:: Information supplied ::
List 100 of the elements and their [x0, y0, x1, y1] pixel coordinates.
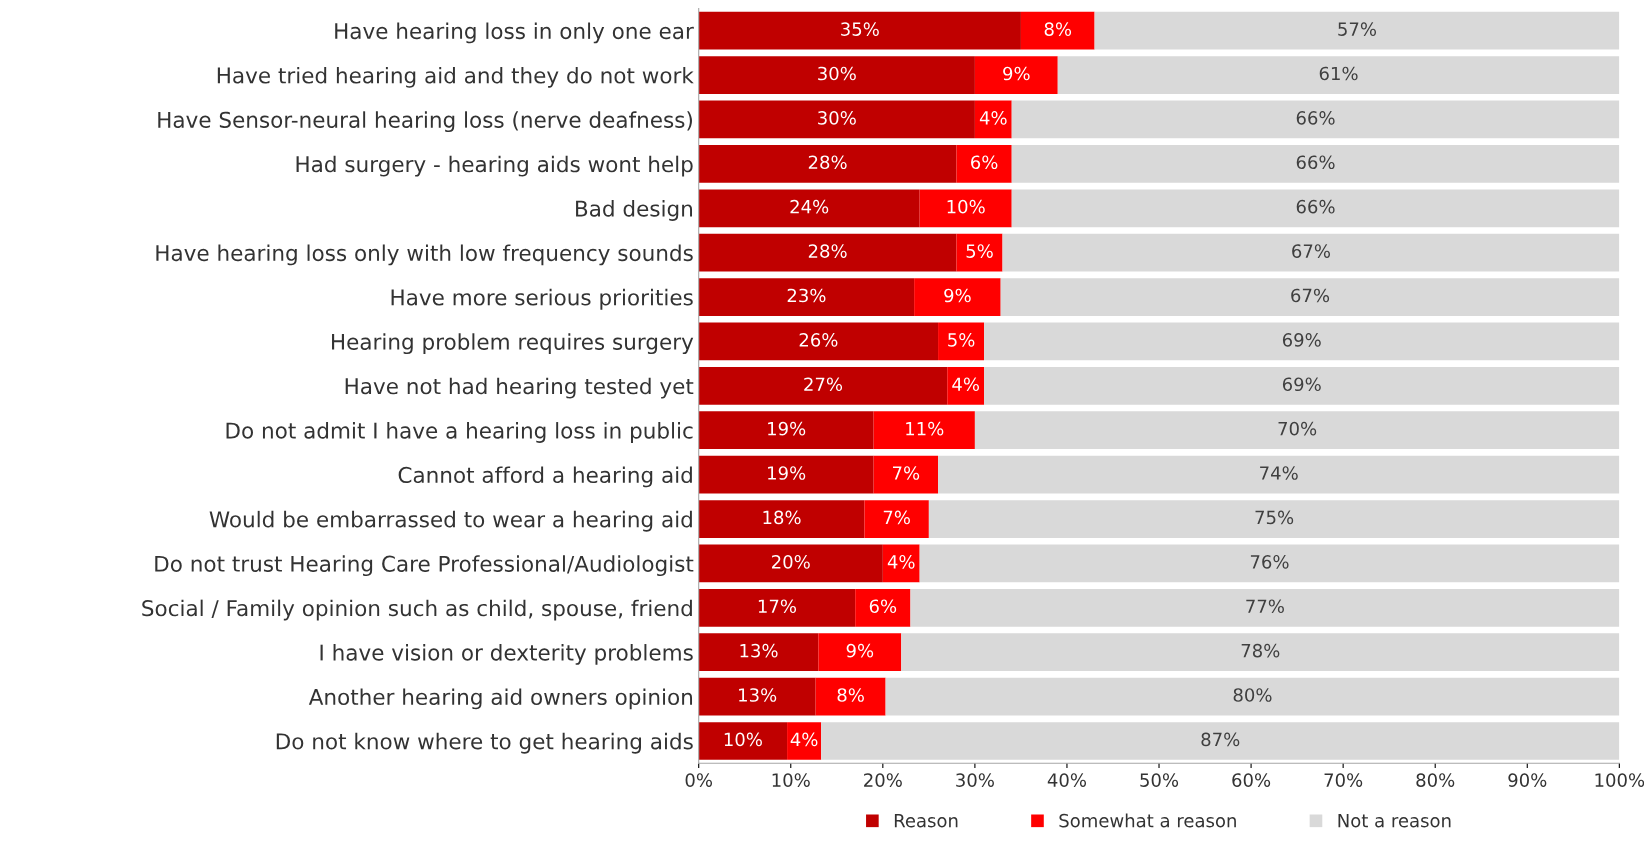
- y-tick-label: Had surgery - hearing aids wont help: [296, 155, 693, 177]
- data-label: 9%: [1003, 66, 1030, 81]
- data-label: 80%: [1233, 688, 1272, 702]
- bar: [974, 411, 1620, 450]
- data-label: 26%: [799, 333, 838, 347]
- y-tick-label: Do not admit I have a hearing loss in public: [226, 422, 693, 443]
- data-label: 24%: [790, 199, 829, 214]
- data-label: 18%: [763, 510, 801, 525]
- bar: [1011, 145, 1620, 183]
- bar: [910, 588, 1620, 627]
- x-tick-label: 60%: [1232, 773, 1271, 787]
- bar: [698, 322, 939, 361]
- data-label: 87%: [1201, 732, 1240, 747]
- y-tick-label: Do not trust Hearing Care Professional/Audiologist: [155, 555, 694, 577]
- bar: [698, 56, 975, 94]
- data-label: 70%: [1278, 421, 1317, 436]
- x-tick-label: 100%: [1595, 773, 1644, 787]
- x-tick-label: 20%: [864, 773, 902, 787]
- data-label: 4%: [952, 377, 980, 392]
- x-tick-label: 90%: [1508, 773, 1547, 787]
- x-tick-label: 10%: [772, 773, 810, 787]
- data-label: 13%: [740, 643, 778, 658]
- bar: [984, 366, 1620, 405]
- bar: [901, 633, 1620, 672]
- y-tick-label: Would be embarrassed to wear a hearing aid: [209, 510, 692, 532]
- data-label: 11%: [906, 421, 944, 436]
- data-label: 74%: [1260, 466, 1298, 480]
- bar: [919, 544, 1620, 583]
- x-tick-label: 50%: [1140, 773, 1179, 787]
- data-label: 30%: [818, 66, 856, 81]
- data-label: 66%: [1296, 199, 1335, 214]
- data-label: 76%: [1250, 555, 1289, 569]
- x-tick-label: 40%: [1047, 773, 1087, 787]
- bar: [818, 633, 902, 672]
- data-label: 10%: [724, 732, 762, 747]
- bar: [1011, 100, 1620, 139]
- bar: [698, 233, 957, 272]
- y-tick-label: I have vision or dexterity problems: [320, 644, 693, 665]
- data-label: 8%: [1044, 22, 1072, 36]
- bar: [698, 722, 788, 760]
- data-label: 28%: [808, 155, 847, 170]
- data-label: 4%: [790, 732, 818, 747]
- data-label: 9%: [846, 643, 874, 658]
- bar: [698, 100, 975, 139]
- legend-label: Somewhat a reason: [1059, 813, 1236, 828]
- bar: [873, 455, 939, 494]
- bar: [855, 588, 911, 627]
- y-tick-label: Have Sensor-neural hearing loss (nerve deafness): [158, 111, 692, 133]
- data-label: 69%: [1282, 377, 1321, 392]
- data-label: 77%: [1246, 599, 1284, 614]
- data-label: 19%: [768, 421, 806, 436]
- bar: [698, 455, 874, 494]
- data-label: 4%: [887, 555, 915, 569]
- x-tick-label: 0%: [685, 773, 713, 787]
- data-label: 7%: [893, 466, 920, 480]
- data-label: 8%: [837, 688, 864, 702]
- data-label: 10%: [947, 199, 985, 214]
- bar: [882, 544, 920, 583]
- y-tick-label: Have hearing loss only with low frequency sounds: [156, 244, 693, 266]
- y-tick-label: Social / Family opinion such as child, spouse, friend: [142, 599, 692, 621]
- data-label: 27%: [804, 377, 843, 392]
- bar: [821, 722, 1620, 760]
- y-tick-label: Another hearing aid owners opinion: [308, 688, 693, 710]
- data-label: 61%: [1319, 66, 1358, 81]
- bar: [815, 677, 886, 716]
- bar: [938, 455, 1620, 494]
- data-label: 6%: [971, 155, 998, 170]
- data-label: 17%: [758, 599, 797, 614]
- data-label: 7%: [883, 510, 910, 525]
- data-label: 5%: [966, 244, 993, 258]
- bar: [885, 677, 1620, 716]
- y-tick-label: Have more serious priorities: [391, 288, 693, 310]
- y-tick-label: Have not had hearing tested yet: [345, 377, 694, 399]
- bar: [919, 189, 1012, 228]
- data-label: 69%: [1282, 333, 1321, 347]
- bar: [1094, 11, 1620, 50]
- data-label: 67%: [1291, 288, 1330, 303]
- legend-label: Not a reason: [1338, 813, 1451, 828]
- y-tick-label: Have hearing loss in only one ear: [335, 22, 694, 44]
- bar: [698, 411, 874, 450]
- bar: [698, 11, 1021, 50]
- bar: [873, 411, 975, 450]
- bar: [698, 189, 920, 228]
- y-tick-label: Have tried hearing aid and they do not work: [217, 66, 694, 88]
- data-label: 30%: [818, 111, 856, 125]
- bar: [864, 500, 929, 538]
- x-tick-label: 80%: [1416, 773, 1455, 787]
- y-tick-label: Do not know where to get hearing aids: [276, 732, 693, 754]
- data-label: 23%: [787, 288, 826, 303]
- legend-label: Reason: [894, 813, 958, 828]
- bar: [938, 322, 985, 361]
- bar: [698, 588, 856, 627]
- bar: [698, 278, 915, 316]
- y-tick-label: Hearing problem requires surgery: [332, 333, 694, 355]
- bar: [698, 500, 865, 538]
- bar: [698, 677, 816, 716]
- bar: [698, 366, 948, 405]
- data-label: 19%: [768, 466, 806, 480]
- bar: [984, 322, 1620, 361]
- bar: [1002, 233, 1620, 272]
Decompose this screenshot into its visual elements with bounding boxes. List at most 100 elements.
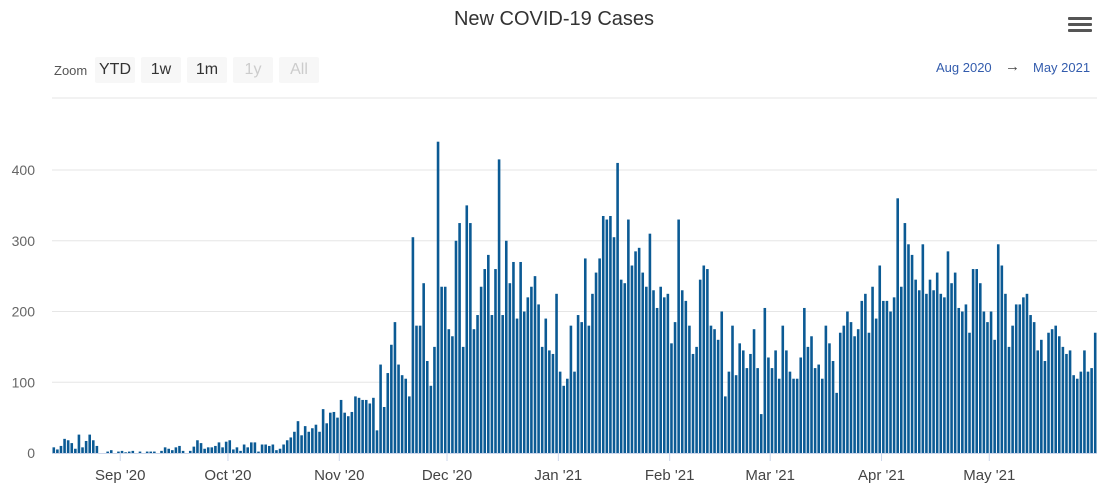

:: Goal ::
Reproduce the items above, replacing every "data-label" with "value-label" and changing nothing else. Leave out the pictures.

:: Correct result ::
List 100 of the elements and their [x0, y0, x1, y1] pixel coordinates.
- y-tick-label: Had surgery - hearing aids wont help: [296, 155, 693, 177]
- value-label: 9%: [1003, 66, 1030, 81]
- value-label: 80%: [1233, 688, 1272, 702]
- bar: [974, 411, 1620, 450]
- value-label: 26%: [799, 333, 838, 347]
- y-tick-label: Do not admit I have a hearing loss in public: [226, 422, 693, 443]
- value-label: 24%: [790, 199, 829, 214]
- value-label: 18%: [763, 510, 801, 525]
- bar: [1011, 145, 1620, 183]
- bar: [910, 588, 1620, 627]
- x-tick-label: 60%: [1232, 773, 1271, 787]
- bar: [698, 322, 939, 361]
- value-label: 87%: [1201, 732, 1240, 747]
- y-tick-label: Do not trust Hearing Care Professional/Audiologist: [155, 555, 694, 577]
- bar: [698, 56, 975, 94]
- value-label: 70%: [1278, 421, 1317, 436]
- x-tick-label: 100%: [1595, 773, 1644, 787]
- x-tick-label: 20%: [864, 773, 902, 787]
- value-label: 4%: [952, 377, 980, 392]
- x-tick-label: 90%: [1508, 773, 1547, 787]
- x-tick-label: 10%: [772, 773, 810, 787]
- value-label: 13%: [740, 643, 778, 658]
- bar: [984, 366, 1620, 405]
- bar: [901, 633, 1620, 672]
- y-tick-label: Would be embarrassed to wear a hearing aid: [209, 510, 692, 532]
- value-label: 11%: [906, 421, 944, 436]
- value-label: 74%: [1260, 466, 1298, 480]
- bar: [919, 544, 1620, 583]
- x-tick-label: 50%: [1140, 773, 1179, 787]
- value-label: 30%: [818, 66, 856, 81]
- value-label: 66%: [1296, 199, 1335, 214]
- value-label: 76%: [1250, 555, 1289, 569]
- x-tick-label: 40%: [1047, 773, 1087, 787]
- bar: [818, 633, 902, 672]
- value-label: 10%: [724, 732, 762, 747]
- bar: [1011, 100, 1620, 139]
- bar: [698, 233, 957, 272]
- y-tick-label: I have vision or dexterity problems: [320, 644, 693, 665]
- value-label: 8%: [1044, 22, 1072, 36]
- bar: [698, 722, 788, 760]
- value-label: 28%: [808, 155, 847, 170]
- value-label: 4%: [790, 732, 818, 747]
- value-label: 9%: [846, 643, 874, 658]
- bar: [698, 100, 975, 139]
- legend-label: Somewhat a reason: [1059, 813, 1236, 828]
- bar: [873, 455, 939, 494]
- bar: [855, 588, 911, 627]
- y-tick-label: Have Sensor-neural hearing loss (nerve deafness): [158, 111, 692, 133]
- value-label: 69%: [1282, 377, 1321, 392]
- value-label: 77%: [1246, 599, 1284, 614]
- value-label: 19%: [768, 421, 806, 436]
- bar: [698, 455, 874, 494]
- value-label: 4%: [887, 555, 915, 569]
- x-tick-label: 0%: [685, 773, 713, 787]
- value-label: 7%: [893, 466, 920, 480]
- value-label: 8%: [837, 688, 864, 702]
- value-label: 10%: [947, 199, 985, 214]
- bar: [882, 544, 920, 583]
- y-tick-label: Have hearing loss only with low frequency sounds: [156, 244, 693, 266]
- y-tick-label: Social / Family opinion such as child, spouse, friend: [142, 599, 692, 621]
- value-label: 27%: [804, 377, 843, 392]
- bar: [821, 722, 1620, 760]
- y-tick-label: Another hearing aid owners opinion: [308, 688, 693, 710]
- value-label: 61%: [1319, 66, 1358, 81]
- bar: [815, 677, 886, 716]
- bar: [938, 455, 1620, 494]
- value-label: 6%: [971, 155, 998, 170]
- value-label: 17%: [758, 599, 797, 614]
- value-label: 7%: [883, 510, 910, 525]
- value-label: 5%: [966, 244, 993, 258]
- bar: [885, 677, 1620, 716]
- y-tick-label: Have more serious priorities: [391, 288, 693, 310]
- y-tick-label: Have not had hearing tested yet: [345, 377, 694, 399]
- bar: [919, 189, 1012, 228]
- value-label: 69%: [1282, 333, 1321, 347]
- bar: [1094, 11, 1620, 50]
- value-label: 67%: [1291, 288, 1330, 303]
- legend-label: Not a reason: [1338, 813, 1451, 828]
- y-tick-label: Have hearing loss in only one ear: [335, 22, 694, 44]
- bar: [698, 411, 874, 450]
- bar: [698, 11, 1021, 50]
- bar: [873, 411, 975, 450]
- bar: [698, 189, 920, 228]
- y-tick-label: Have tried hearing aid and they do not work: [217, 66, 694, 88]
- value-label: 30%: [818, 111, 856, 125]
- bar: [864, 500, 929, 538]
- x-tick-label: 80%: [1416, 773, 1455, 787]
- y-tick-label: Do not know where to get hearing aids: [276, 732, 693, 754]
- value-label: 23%: [787, 288, 826, 303]
- legend-label: Reason: [894, 813, 958, 828]
- bar: [938, 322, 985, 361]
- bar: [698, 588, 856, 627]
- bar: [698, 278, 915, 316]
- y-tick-label: Hearing problem requires surgery: [332, 333, 694, 355]
- bar: [698, 500, 865, 538]
- bar: [698, 677, 816, 716]
- bar: [698, 366, 948, 405]
- value-label: 19%: [768, 466, 806, 480]
- bar: [984, 322, 1620, 361]
- bar: [1002, 233, 1620, 272]
Decompose this screenshot into its visual elements with bounding boxes. List at most 100 elements.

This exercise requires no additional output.